(Extracts from a graphics dataset)
— start —

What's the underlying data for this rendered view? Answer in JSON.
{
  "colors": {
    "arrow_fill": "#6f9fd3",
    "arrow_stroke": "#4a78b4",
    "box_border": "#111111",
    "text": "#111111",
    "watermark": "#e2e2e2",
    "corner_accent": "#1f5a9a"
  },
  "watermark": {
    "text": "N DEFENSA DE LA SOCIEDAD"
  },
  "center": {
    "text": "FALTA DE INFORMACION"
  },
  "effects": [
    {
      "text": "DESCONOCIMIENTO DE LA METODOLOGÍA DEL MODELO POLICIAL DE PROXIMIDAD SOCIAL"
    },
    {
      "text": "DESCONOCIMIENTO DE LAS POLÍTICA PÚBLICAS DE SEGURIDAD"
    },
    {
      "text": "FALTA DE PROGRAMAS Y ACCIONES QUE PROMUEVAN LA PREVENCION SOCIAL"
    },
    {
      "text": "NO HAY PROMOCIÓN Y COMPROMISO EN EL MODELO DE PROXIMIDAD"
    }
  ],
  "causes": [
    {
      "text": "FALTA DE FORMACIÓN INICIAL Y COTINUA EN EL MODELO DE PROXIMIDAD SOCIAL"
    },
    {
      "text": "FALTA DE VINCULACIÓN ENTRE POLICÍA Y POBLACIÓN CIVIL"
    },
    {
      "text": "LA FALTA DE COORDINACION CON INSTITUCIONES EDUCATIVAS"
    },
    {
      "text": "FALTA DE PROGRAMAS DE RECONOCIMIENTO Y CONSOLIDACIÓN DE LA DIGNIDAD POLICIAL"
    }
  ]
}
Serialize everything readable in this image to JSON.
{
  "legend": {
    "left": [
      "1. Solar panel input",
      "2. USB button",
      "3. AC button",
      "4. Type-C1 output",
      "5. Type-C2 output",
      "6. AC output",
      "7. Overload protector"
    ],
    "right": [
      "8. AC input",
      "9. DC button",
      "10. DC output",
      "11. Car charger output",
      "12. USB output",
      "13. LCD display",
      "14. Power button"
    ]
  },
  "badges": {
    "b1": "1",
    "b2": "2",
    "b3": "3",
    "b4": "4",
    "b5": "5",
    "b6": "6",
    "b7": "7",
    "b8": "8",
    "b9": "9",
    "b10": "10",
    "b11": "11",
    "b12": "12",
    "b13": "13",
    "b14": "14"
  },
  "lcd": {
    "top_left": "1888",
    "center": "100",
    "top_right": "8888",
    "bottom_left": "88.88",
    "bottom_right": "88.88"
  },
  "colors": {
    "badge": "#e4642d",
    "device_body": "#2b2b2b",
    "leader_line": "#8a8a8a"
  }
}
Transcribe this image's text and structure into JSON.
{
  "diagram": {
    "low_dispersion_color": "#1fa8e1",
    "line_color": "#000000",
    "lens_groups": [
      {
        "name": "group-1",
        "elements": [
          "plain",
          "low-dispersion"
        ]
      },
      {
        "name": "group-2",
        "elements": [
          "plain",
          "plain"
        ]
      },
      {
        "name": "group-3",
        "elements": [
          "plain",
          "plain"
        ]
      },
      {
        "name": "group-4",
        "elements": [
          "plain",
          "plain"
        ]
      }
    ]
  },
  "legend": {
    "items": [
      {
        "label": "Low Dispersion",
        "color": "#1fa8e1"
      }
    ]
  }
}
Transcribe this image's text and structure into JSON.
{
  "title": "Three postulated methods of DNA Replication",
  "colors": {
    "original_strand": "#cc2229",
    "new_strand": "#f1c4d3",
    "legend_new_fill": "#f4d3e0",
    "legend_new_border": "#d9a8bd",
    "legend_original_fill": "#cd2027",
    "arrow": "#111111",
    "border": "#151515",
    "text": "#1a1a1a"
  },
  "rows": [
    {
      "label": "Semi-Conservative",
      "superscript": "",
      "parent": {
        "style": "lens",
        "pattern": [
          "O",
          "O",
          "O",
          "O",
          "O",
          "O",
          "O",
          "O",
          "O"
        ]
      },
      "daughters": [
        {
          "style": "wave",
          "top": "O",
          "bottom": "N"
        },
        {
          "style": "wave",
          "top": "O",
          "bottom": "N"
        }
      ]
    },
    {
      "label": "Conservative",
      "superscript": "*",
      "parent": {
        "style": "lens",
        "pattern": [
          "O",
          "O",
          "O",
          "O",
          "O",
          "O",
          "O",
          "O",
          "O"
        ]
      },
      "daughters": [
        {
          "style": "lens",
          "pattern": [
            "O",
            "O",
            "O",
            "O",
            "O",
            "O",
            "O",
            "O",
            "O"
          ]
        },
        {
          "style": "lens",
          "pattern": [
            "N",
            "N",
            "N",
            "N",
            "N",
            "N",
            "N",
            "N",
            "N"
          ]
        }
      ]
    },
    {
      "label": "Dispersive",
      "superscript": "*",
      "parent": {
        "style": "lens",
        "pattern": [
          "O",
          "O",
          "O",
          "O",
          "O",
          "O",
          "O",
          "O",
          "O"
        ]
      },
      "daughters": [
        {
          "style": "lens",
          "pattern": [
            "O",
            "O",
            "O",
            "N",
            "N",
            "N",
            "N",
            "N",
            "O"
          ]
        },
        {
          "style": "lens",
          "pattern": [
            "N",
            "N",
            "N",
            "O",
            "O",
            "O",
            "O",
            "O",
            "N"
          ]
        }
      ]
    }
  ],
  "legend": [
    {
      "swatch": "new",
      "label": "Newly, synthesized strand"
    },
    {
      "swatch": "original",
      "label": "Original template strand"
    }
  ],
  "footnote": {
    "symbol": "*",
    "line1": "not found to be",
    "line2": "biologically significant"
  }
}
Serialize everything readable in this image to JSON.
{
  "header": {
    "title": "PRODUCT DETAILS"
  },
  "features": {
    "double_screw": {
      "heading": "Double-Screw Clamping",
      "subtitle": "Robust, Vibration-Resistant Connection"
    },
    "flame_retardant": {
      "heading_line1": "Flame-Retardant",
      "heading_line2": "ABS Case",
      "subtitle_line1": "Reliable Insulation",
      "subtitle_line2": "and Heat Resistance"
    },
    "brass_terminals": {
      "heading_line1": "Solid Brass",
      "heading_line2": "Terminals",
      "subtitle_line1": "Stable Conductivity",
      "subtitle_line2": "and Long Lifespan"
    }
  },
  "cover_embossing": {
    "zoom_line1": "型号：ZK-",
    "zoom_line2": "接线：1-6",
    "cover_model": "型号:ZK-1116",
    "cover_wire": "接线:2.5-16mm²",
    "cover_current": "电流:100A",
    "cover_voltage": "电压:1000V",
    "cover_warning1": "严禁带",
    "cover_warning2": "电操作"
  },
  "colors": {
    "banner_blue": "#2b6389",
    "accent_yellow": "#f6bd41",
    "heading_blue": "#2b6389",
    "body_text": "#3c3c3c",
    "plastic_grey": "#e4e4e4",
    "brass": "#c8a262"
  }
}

— end —

### Written problem
Report back each line of the entries that holds the string "PROGRAMAS".

### Correct answer
      "text": "FALTA DE PROGRAMAS Y ACCIONES QUE PROMUEVAN LA PREVENCION SOCIAL"
      "text": "FALTA DE PROGRAMAS DE RECONOCIMIENTO Y CONSOLIDACIÓN DE LA DIGNIDAD POLICIAL"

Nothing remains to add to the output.